## Begin RECORD EXCERPTS
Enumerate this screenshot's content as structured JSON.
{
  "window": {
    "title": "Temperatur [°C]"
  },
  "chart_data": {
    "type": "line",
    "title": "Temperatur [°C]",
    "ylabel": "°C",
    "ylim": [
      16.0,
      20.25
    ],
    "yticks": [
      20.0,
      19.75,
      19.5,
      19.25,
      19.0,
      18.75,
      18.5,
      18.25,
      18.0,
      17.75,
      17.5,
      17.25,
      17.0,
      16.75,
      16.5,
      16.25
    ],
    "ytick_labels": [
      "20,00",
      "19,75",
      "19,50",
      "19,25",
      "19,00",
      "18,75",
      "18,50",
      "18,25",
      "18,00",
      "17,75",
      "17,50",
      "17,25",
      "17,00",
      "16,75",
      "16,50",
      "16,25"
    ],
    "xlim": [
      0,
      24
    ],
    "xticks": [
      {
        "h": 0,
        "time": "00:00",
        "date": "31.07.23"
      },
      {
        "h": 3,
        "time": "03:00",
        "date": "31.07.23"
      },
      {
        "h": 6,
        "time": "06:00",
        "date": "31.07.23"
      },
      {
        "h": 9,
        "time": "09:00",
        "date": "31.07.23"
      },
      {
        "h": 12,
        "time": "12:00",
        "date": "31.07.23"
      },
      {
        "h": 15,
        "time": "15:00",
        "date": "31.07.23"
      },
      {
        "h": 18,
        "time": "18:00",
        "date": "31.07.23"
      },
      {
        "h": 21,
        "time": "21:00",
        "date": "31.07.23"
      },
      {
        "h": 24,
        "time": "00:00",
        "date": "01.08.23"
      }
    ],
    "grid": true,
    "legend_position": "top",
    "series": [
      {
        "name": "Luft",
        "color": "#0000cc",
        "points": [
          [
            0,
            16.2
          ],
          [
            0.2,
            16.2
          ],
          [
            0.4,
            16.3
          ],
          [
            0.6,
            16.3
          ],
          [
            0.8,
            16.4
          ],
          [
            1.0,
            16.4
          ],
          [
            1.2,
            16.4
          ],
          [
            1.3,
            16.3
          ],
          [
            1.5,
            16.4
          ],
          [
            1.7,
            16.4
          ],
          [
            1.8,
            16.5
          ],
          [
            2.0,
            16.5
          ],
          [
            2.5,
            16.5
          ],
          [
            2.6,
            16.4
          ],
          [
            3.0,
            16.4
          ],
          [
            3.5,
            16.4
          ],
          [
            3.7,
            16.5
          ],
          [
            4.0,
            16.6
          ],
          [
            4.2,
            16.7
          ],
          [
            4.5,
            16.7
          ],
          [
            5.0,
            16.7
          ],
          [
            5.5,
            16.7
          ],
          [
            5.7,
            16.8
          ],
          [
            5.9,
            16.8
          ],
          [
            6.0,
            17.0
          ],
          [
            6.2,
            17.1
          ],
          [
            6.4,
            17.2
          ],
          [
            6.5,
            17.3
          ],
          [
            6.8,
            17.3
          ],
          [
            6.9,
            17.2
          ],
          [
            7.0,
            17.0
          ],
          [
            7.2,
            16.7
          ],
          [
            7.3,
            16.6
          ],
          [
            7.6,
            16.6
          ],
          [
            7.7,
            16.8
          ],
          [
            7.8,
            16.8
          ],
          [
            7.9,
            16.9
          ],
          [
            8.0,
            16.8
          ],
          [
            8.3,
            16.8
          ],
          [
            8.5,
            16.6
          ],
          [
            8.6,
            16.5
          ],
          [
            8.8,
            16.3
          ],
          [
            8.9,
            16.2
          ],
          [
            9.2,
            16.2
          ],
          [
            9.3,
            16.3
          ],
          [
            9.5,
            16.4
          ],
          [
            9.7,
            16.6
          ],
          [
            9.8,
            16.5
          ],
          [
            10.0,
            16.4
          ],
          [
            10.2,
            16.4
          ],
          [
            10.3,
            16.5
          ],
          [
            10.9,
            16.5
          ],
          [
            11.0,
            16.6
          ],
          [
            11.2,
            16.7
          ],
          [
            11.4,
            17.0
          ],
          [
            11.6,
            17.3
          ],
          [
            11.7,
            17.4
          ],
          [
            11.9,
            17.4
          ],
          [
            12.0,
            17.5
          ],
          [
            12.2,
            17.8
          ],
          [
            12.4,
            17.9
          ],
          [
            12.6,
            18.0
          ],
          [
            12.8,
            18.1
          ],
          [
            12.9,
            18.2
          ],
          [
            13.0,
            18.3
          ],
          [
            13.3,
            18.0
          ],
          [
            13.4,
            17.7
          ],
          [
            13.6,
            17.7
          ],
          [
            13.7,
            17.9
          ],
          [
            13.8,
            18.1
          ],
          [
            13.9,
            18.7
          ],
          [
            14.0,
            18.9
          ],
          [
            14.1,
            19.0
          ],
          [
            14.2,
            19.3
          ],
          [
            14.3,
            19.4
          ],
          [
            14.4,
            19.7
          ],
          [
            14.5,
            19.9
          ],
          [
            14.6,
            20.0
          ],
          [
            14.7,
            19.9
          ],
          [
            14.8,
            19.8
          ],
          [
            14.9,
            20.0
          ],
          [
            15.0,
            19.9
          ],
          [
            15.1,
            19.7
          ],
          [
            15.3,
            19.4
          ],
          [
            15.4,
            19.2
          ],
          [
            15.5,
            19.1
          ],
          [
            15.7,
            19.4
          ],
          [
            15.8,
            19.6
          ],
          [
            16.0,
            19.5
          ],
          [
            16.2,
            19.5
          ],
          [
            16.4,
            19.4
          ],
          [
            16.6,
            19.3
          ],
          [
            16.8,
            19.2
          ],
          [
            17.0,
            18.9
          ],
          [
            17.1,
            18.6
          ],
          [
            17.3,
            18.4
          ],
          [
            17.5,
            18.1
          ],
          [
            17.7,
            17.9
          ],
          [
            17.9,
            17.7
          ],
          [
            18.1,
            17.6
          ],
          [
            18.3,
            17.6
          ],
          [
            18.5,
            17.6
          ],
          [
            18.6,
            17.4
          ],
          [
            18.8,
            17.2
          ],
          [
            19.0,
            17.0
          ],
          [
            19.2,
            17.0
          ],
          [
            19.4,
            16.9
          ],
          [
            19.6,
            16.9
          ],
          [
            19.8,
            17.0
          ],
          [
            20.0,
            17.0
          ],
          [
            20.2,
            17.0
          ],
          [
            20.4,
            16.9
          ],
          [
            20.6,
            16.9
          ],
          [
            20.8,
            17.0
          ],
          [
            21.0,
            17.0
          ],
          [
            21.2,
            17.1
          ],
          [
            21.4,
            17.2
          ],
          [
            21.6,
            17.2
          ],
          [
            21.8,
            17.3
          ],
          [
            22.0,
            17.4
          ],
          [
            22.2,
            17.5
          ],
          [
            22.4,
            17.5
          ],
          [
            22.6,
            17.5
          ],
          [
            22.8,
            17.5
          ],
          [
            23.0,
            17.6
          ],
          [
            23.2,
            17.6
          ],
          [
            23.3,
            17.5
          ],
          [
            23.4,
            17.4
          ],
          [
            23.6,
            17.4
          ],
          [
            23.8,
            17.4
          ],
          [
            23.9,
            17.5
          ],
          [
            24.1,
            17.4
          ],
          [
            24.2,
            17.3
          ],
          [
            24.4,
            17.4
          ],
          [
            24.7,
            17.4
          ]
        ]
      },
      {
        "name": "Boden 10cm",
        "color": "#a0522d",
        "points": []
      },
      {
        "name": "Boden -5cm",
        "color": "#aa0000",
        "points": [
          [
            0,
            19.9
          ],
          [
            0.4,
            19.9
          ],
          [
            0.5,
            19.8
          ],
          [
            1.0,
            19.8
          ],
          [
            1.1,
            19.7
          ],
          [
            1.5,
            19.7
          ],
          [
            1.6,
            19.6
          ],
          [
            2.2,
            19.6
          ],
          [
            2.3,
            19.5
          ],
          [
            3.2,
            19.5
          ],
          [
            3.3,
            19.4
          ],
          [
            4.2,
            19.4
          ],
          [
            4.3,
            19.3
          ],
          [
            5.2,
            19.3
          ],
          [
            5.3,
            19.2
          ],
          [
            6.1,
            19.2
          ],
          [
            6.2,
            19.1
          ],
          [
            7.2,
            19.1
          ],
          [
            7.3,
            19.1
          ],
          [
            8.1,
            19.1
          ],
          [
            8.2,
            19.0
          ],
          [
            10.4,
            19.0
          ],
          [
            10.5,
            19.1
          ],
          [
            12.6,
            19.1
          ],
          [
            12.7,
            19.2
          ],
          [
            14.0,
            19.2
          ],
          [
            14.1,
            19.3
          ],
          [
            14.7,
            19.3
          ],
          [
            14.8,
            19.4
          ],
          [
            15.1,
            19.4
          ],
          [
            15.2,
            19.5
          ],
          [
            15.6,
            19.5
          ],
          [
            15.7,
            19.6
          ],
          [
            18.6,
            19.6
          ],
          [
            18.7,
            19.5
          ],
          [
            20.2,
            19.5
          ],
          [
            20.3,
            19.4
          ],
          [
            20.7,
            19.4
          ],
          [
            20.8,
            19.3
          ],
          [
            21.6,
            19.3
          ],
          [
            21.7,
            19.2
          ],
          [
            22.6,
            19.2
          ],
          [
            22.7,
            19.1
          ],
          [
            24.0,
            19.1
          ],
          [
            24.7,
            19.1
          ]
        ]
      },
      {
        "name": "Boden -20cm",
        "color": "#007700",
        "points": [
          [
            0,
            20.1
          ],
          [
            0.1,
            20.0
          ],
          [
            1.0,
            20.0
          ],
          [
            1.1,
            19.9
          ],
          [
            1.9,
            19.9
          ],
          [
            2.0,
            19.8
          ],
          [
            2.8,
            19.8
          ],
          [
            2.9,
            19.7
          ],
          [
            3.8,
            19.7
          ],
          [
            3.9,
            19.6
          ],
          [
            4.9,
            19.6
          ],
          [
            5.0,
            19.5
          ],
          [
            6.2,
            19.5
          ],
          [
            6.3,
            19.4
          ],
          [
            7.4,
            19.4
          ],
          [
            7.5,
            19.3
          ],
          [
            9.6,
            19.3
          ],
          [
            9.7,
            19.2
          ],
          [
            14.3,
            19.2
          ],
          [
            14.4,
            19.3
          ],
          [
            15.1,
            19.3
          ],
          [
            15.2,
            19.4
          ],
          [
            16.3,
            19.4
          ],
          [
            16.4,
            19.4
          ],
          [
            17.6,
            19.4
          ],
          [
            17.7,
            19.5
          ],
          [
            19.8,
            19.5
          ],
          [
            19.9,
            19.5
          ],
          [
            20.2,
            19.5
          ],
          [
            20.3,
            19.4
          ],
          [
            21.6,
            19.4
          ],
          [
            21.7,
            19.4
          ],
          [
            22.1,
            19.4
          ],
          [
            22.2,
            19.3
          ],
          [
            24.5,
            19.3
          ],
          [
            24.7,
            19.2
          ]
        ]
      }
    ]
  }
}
## End RECORD EXCERPTS
Work out how many lines of the material above contain the word "Boden", then give only that figure.

3